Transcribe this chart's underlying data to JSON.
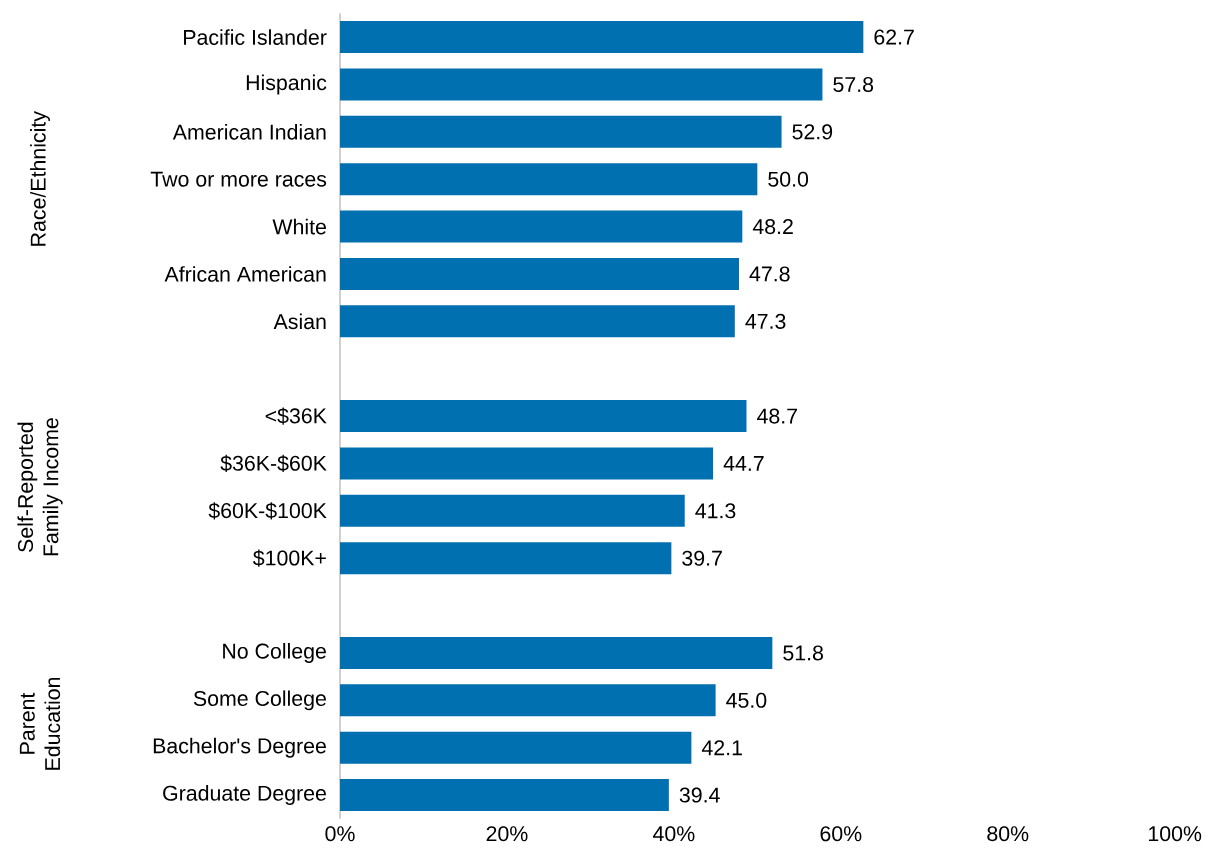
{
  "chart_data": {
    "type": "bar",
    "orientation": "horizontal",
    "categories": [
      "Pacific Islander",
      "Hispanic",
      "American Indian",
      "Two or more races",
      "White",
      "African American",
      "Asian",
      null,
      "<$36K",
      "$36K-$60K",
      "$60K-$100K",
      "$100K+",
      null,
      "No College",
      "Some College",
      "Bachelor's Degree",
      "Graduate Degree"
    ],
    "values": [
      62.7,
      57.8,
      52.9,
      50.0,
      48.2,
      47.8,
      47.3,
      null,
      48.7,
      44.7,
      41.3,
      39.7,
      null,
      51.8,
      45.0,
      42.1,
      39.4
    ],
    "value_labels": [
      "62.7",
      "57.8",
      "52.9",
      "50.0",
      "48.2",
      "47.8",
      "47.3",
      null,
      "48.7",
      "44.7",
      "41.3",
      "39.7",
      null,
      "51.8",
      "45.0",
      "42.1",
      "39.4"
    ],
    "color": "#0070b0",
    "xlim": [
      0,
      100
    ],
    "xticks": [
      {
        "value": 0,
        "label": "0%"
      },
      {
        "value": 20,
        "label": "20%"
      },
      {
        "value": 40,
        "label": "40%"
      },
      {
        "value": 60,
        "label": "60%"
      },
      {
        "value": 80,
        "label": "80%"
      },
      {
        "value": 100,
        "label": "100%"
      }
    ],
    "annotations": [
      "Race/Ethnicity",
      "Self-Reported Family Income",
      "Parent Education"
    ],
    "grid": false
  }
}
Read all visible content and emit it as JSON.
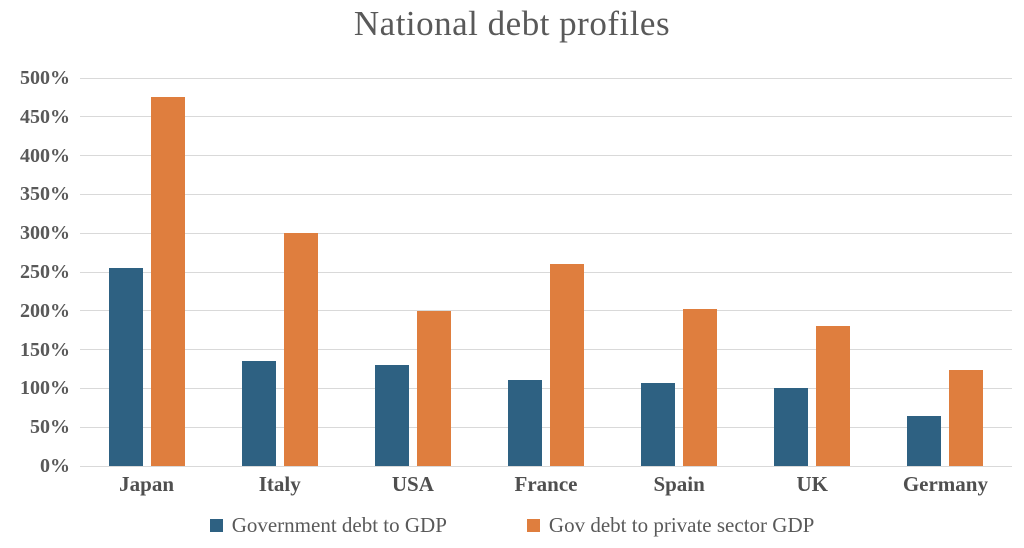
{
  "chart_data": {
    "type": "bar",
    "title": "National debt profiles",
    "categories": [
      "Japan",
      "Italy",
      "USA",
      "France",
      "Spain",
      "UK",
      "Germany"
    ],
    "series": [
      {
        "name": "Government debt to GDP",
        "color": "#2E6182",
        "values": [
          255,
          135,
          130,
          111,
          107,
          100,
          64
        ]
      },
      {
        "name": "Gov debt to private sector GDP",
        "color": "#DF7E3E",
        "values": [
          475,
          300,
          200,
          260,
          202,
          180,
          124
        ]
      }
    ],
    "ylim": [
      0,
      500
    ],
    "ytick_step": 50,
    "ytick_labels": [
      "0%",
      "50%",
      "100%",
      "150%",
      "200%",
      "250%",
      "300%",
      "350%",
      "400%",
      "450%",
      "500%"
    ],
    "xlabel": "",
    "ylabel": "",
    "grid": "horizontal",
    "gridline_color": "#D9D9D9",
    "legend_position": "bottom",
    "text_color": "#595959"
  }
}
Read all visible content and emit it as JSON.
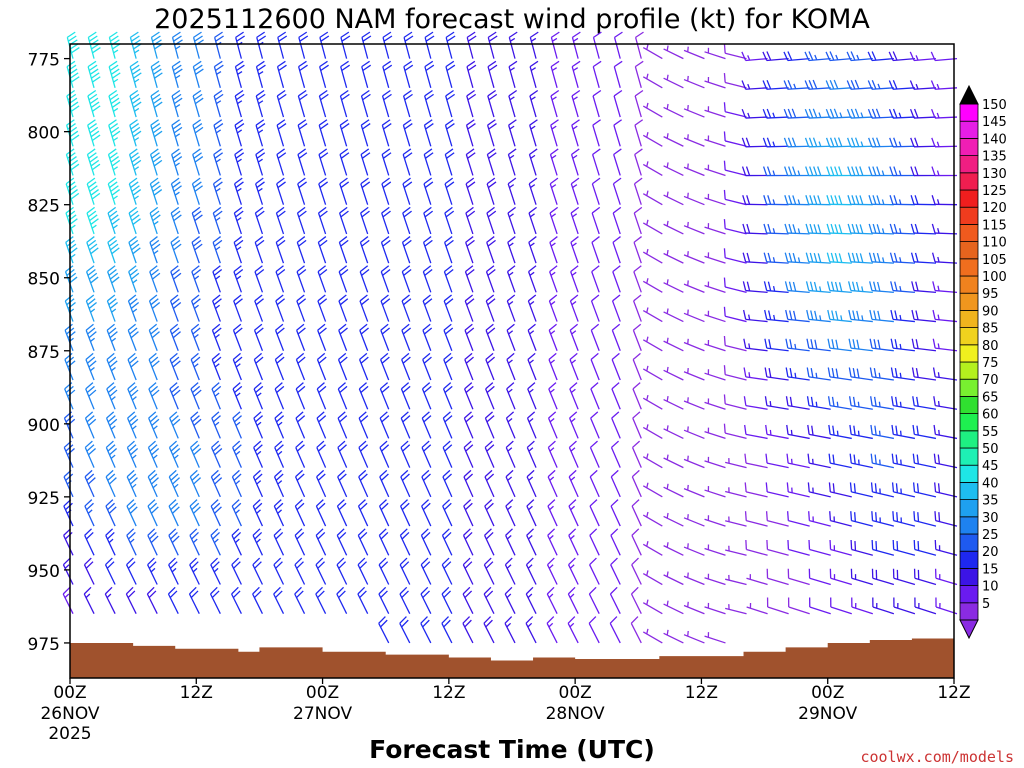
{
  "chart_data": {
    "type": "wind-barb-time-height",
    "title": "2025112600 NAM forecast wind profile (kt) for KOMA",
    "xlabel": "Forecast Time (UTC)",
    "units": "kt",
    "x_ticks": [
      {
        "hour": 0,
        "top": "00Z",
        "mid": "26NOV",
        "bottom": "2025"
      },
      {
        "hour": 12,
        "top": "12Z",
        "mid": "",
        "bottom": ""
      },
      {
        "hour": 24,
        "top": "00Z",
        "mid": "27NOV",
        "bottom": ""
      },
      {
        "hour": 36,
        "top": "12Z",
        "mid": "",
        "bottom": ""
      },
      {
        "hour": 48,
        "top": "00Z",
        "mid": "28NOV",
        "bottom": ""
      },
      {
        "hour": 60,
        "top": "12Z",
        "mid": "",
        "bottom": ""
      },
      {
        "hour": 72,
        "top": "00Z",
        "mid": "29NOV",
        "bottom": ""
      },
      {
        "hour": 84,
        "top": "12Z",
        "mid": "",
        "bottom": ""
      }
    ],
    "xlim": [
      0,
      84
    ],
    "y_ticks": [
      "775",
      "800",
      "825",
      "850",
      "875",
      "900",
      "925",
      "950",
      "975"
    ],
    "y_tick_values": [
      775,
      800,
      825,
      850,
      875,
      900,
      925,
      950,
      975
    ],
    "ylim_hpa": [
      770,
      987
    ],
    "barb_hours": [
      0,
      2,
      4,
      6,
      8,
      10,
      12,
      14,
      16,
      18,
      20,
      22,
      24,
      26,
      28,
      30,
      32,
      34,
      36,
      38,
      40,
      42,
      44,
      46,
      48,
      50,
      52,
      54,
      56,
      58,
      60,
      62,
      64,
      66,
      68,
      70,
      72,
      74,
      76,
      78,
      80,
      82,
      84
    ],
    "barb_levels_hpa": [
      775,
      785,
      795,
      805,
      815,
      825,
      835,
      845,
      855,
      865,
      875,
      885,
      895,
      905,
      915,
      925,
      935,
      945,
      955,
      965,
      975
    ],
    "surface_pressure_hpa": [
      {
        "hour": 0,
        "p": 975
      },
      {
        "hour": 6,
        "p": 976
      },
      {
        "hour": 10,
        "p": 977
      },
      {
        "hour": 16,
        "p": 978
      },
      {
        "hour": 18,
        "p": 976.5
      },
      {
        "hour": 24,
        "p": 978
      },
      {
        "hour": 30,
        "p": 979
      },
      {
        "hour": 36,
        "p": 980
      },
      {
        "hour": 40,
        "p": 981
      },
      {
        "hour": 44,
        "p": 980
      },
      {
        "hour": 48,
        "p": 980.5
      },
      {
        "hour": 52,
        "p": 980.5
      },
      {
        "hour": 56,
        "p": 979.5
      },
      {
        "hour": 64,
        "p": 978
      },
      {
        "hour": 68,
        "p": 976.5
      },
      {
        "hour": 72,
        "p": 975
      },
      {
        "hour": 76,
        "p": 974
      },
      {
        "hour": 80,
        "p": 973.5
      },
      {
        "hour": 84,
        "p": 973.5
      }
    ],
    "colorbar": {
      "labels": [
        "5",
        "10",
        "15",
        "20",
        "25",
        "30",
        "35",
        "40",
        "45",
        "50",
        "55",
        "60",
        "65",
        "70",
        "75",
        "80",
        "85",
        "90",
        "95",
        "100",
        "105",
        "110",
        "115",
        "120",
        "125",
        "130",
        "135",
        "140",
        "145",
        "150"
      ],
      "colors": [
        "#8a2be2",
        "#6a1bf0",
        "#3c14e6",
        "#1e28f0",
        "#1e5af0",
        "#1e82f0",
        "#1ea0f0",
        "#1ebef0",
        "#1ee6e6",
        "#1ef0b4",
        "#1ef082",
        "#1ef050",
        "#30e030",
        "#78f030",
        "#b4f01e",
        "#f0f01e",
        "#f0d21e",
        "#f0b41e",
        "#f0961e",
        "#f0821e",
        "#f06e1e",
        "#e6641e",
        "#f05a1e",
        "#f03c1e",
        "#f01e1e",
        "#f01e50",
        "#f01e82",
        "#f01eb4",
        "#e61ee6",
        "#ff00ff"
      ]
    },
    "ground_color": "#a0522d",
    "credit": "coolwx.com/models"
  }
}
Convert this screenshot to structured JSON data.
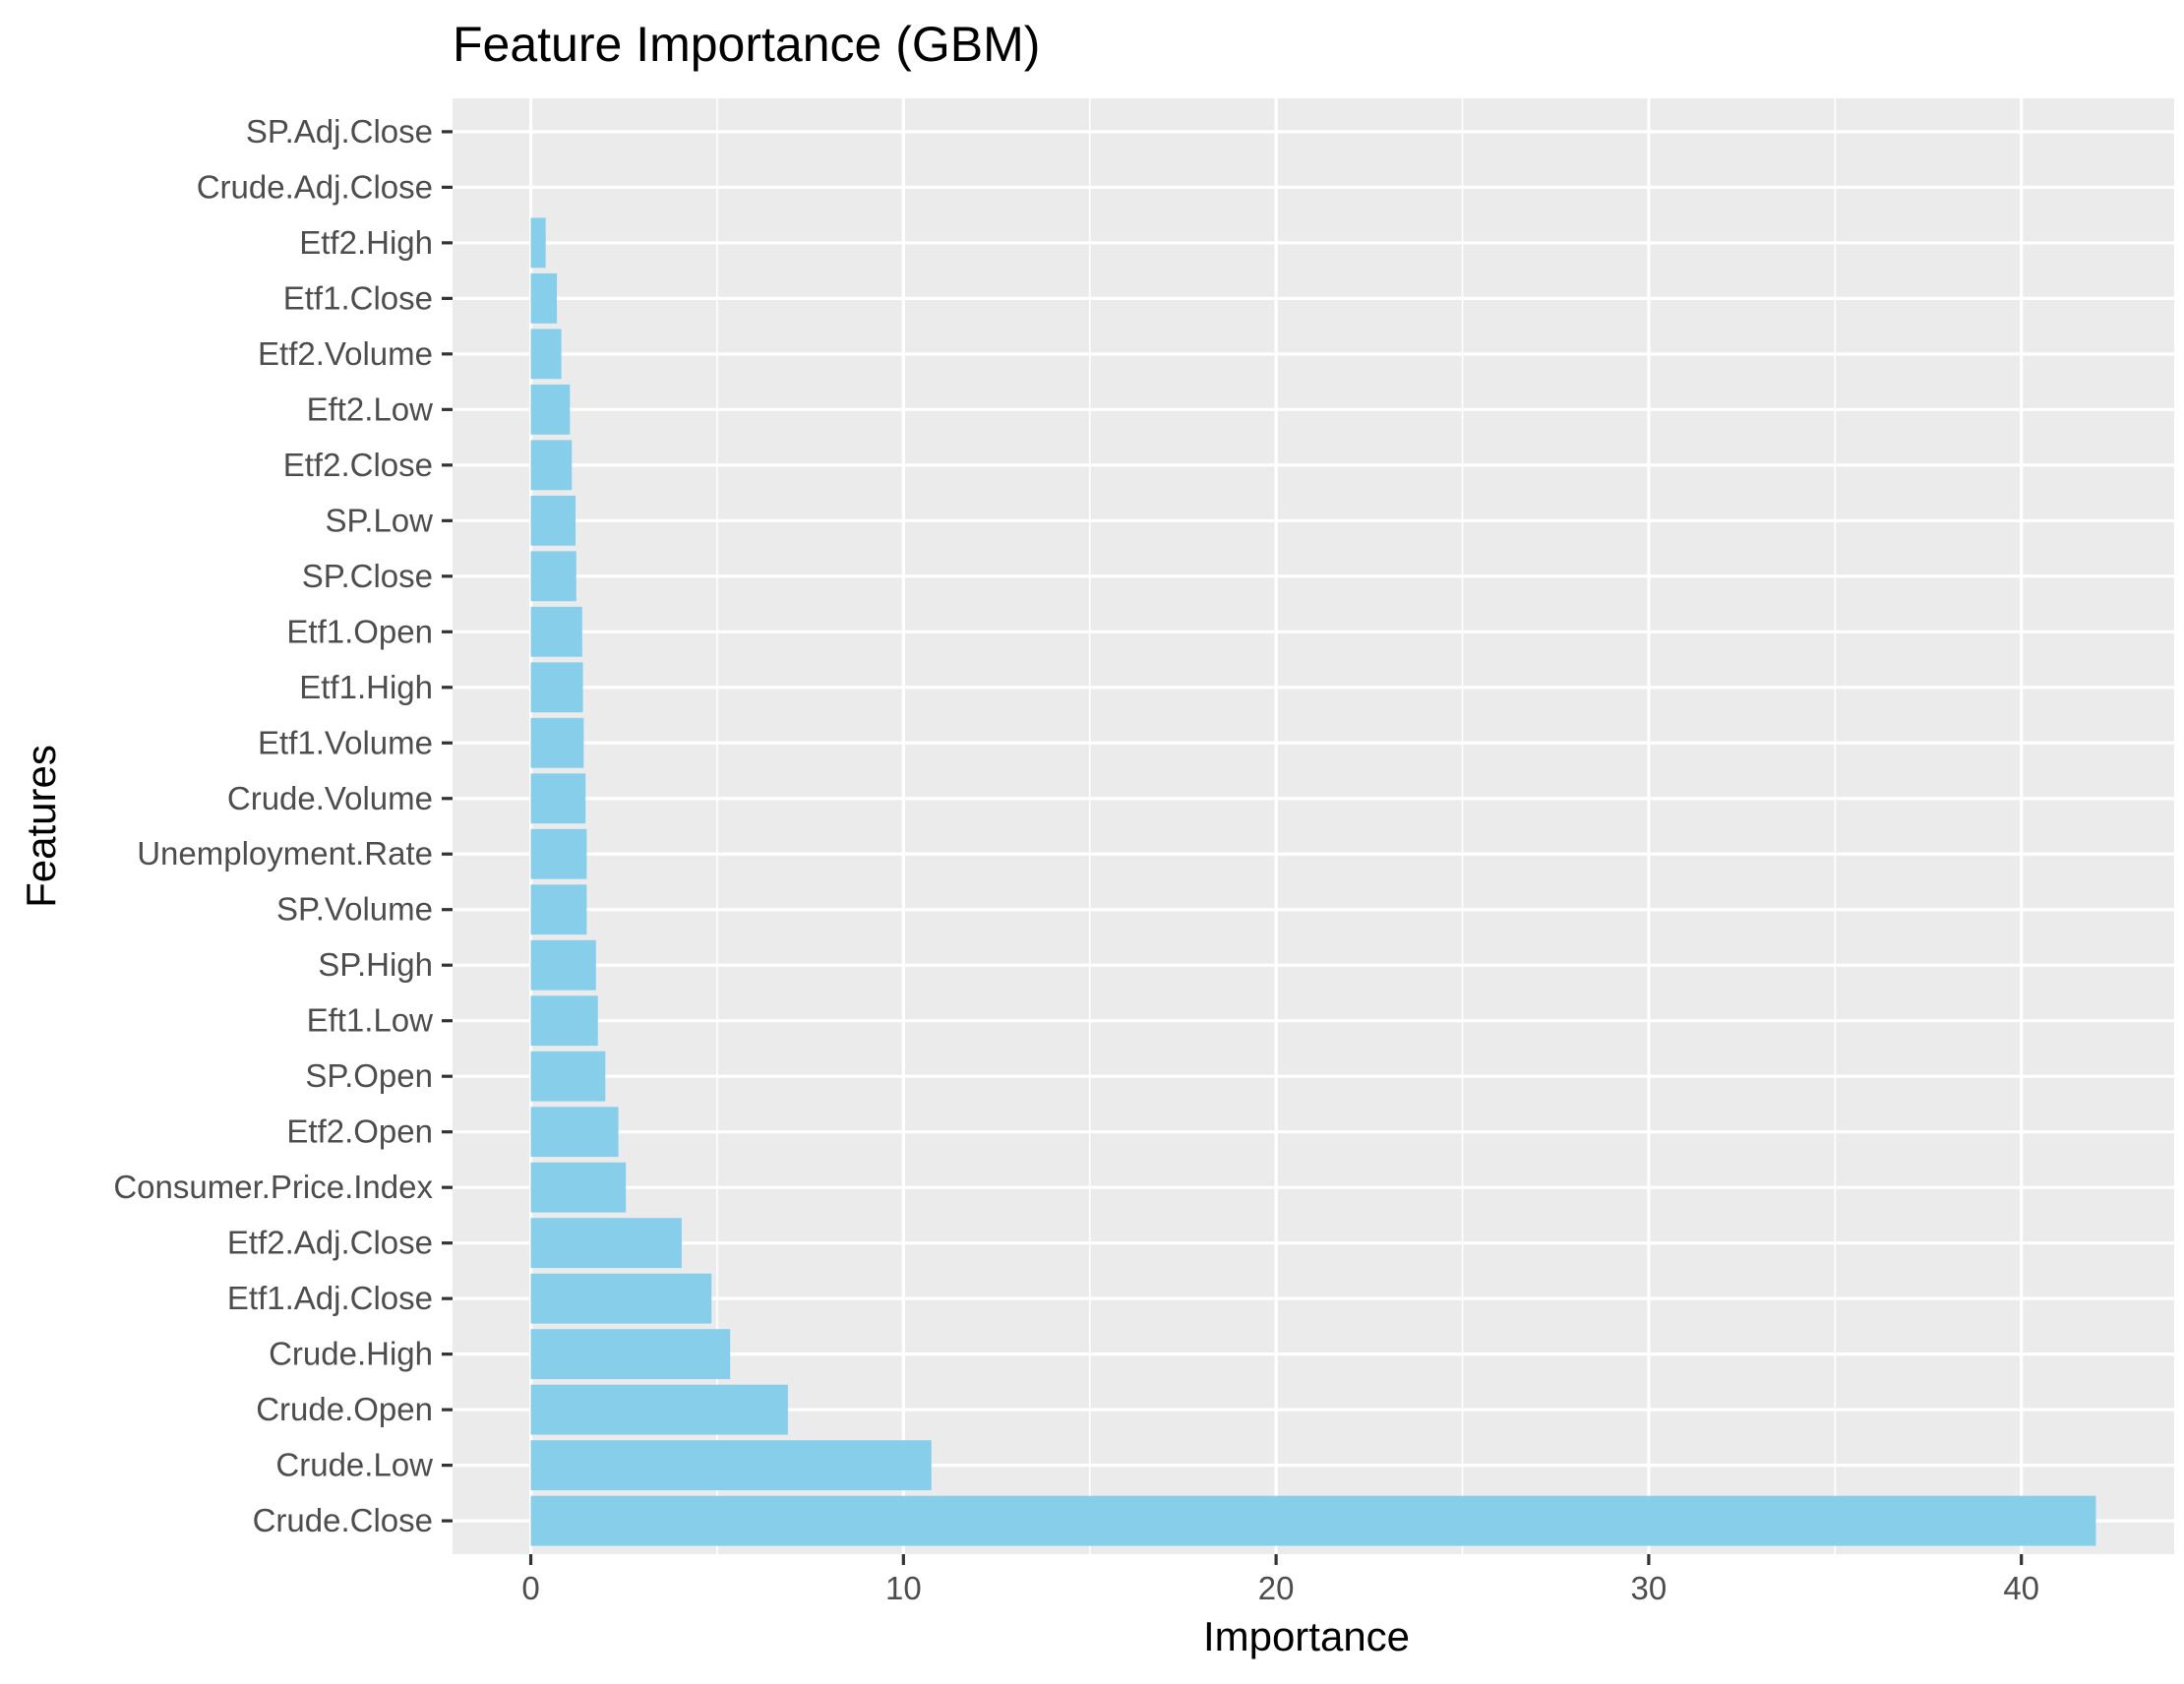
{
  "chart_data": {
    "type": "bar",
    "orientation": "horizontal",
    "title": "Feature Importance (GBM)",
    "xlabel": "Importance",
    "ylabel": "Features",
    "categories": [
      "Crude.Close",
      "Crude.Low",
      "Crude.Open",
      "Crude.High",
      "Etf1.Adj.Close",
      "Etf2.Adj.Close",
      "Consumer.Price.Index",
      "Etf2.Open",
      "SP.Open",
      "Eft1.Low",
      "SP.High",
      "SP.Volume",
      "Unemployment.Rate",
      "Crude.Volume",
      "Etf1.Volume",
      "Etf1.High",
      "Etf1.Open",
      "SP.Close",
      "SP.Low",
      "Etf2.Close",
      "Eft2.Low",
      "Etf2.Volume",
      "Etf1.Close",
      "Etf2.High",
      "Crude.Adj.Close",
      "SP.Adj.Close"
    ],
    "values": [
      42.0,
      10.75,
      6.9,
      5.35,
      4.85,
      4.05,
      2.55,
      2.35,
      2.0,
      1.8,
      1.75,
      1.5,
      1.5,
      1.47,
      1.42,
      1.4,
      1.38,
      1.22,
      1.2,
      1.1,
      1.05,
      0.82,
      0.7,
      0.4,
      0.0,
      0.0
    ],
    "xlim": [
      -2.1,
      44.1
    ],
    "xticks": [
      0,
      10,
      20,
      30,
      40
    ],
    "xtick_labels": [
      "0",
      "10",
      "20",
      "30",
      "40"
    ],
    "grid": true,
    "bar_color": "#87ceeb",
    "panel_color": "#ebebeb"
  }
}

*****

**Exercise instructions**: Make a tally of the lines in this data that include the string "debt", and answer with that tally alone.

**Written reply**: 3